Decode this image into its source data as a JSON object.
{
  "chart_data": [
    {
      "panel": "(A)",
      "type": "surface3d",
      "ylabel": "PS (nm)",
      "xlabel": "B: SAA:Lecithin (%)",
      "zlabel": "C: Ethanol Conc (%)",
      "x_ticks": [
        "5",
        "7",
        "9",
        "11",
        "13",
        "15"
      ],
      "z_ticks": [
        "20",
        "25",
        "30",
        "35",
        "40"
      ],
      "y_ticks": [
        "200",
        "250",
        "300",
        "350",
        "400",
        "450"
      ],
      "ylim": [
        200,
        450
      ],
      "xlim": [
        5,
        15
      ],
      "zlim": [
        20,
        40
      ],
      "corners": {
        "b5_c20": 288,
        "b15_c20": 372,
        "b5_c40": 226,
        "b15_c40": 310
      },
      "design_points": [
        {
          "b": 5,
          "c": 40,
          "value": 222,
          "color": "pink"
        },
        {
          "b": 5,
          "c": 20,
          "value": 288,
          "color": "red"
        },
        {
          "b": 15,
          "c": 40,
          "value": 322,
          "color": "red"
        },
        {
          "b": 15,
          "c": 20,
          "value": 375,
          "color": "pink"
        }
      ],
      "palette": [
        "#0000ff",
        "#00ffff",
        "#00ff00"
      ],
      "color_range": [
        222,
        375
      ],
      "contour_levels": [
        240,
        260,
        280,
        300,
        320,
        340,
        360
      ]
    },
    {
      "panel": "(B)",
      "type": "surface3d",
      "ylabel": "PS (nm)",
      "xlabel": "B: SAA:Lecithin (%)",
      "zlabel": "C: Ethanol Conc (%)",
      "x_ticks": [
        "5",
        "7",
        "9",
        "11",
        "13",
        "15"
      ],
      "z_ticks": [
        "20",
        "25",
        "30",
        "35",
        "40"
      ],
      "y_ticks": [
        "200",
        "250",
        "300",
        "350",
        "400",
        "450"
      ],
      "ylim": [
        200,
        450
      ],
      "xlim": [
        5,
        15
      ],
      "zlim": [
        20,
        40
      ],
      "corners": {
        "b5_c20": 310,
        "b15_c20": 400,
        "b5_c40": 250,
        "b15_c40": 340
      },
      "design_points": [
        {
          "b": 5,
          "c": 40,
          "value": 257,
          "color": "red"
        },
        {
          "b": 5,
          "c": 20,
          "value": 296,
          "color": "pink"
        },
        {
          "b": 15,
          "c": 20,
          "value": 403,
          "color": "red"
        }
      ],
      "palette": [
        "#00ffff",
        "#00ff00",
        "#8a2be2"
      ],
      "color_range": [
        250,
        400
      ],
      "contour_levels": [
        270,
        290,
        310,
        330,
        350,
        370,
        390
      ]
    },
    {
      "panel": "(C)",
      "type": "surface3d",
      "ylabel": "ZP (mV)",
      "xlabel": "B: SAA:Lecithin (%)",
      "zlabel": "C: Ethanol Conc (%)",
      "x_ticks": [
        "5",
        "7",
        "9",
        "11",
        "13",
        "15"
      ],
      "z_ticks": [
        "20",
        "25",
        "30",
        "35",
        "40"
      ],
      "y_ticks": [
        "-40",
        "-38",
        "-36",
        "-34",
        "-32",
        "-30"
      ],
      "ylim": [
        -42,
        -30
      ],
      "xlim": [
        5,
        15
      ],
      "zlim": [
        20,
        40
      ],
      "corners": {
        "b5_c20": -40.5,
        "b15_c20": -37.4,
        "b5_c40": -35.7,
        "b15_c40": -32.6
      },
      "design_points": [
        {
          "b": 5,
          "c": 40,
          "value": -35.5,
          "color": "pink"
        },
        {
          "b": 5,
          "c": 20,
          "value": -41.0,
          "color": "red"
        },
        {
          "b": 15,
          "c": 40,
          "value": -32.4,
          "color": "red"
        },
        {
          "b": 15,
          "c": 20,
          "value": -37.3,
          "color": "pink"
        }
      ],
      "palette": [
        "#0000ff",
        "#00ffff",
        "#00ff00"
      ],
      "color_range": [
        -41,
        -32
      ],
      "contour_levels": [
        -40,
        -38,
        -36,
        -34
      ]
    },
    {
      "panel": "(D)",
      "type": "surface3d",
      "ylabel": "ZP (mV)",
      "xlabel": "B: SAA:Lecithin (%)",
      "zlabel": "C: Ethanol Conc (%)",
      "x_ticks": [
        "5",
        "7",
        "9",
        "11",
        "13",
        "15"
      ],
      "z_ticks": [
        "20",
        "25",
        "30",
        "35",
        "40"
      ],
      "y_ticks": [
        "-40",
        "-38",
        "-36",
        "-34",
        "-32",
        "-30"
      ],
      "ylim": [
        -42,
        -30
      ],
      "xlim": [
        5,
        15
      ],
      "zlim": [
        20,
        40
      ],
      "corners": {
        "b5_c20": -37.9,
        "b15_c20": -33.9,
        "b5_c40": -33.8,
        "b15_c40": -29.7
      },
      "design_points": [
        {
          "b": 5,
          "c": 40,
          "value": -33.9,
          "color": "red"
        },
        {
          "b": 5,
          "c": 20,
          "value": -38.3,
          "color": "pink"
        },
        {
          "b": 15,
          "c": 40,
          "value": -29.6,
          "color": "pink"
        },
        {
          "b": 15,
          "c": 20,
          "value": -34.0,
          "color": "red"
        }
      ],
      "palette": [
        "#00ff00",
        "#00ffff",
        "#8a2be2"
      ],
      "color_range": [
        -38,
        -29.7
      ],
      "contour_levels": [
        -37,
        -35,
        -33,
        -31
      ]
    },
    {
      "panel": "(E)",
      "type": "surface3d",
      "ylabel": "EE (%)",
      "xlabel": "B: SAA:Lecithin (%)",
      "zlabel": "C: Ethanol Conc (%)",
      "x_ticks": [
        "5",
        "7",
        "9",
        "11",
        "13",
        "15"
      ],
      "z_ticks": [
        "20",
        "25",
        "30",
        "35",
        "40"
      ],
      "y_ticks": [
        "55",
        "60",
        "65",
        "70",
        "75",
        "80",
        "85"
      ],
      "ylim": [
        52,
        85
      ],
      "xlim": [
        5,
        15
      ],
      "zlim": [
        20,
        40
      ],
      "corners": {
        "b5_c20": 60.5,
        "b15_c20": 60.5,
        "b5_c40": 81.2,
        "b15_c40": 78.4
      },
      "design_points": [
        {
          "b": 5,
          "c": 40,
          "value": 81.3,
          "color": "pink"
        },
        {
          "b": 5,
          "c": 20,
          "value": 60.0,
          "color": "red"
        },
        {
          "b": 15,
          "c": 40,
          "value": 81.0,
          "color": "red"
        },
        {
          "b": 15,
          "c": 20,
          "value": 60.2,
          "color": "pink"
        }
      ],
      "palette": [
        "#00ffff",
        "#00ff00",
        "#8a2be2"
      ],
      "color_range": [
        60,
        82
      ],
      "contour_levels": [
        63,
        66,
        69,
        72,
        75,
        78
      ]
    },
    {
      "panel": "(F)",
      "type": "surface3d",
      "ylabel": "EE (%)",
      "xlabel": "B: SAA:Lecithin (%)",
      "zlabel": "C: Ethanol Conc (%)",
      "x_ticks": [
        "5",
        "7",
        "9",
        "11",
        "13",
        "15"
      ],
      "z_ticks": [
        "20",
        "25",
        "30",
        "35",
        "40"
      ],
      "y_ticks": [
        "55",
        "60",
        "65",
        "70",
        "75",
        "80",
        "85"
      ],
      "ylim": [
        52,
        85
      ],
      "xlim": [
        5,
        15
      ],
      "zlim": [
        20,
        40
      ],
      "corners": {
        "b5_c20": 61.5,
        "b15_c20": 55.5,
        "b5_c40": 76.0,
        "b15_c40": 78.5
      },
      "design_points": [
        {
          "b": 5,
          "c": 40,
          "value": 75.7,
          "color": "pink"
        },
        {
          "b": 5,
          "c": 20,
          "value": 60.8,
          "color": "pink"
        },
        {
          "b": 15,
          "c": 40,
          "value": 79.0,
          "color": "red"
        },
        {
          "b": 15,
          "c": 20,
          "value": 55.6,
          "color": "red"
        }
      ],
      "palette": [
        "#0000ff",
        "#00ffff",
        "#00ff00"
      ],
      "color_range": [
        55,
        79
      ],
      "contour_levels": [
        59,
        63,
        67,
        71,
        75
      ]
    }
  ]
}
#####
The task ::
Only the count is needed: the number of lines in the data that include the word "panel".

Response ::
6